(Your task): Locate each line in the records containing "Track". Copy it.

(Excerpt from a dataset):
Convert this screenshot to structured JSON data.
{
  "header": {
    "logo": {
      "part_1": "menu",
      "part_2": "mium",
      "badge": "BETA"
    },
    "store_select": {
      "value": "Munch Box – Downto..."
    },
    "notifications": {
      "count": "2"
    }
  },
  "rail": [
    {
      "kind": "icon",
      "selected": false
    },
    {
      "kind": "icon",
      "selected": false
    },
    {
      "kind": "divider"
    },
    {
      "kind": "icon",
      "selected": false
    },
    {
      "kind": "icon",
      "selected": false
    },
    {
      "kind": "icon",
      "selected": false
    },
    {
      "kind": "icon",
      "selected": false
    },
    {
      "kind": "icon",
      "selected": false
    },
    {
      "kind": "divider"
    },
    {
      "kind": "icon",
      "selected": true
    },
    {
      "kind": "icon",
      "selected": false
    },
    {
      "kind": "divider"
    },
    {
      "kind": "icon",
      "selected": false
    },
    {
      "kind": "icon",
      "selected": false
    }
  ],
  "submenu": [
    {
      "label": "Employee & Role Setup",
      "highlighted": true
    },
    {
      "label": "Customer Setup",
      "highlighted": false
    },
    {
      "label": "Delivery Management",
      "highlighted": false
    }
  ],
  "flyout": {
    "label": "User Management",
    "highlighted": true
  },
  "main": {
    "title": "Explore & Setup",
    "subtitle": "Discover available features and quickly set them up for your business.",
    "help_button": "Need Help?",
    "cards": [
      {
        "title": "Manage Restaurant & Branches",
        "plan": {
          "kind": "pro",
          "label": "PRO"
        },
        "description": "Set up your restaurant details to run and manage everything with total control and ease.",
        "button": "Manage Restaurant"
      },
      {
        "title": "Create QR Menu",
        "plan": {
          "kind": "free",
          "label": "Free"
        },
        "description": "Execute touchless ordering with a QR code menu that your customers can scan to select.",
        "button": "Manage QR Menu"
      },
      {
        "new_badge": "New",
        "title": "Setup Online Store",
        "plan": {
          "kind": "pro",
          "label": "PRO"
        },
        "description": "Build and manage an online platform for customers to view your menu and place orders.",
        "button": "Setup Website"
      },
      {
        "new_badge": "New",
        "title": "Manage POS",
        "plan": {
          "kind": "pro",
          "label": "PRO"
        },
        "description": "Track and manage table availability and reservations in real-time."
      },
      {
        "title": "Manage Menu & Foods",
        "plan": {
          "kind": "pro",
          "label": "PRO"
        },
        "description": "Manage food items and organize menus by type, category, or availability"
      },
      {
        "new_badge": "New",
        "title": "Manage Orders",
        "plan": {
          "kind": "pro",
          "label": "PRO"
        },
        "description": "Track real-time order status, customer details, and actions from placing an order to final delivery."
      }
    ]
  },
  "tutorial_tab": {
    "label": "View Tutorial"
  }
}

(Final answer):
        "description": "Track and manage table availability and reservations in real-time."
        "description": "Track real-time order status, customer details, and actions from placing an order to final delivery."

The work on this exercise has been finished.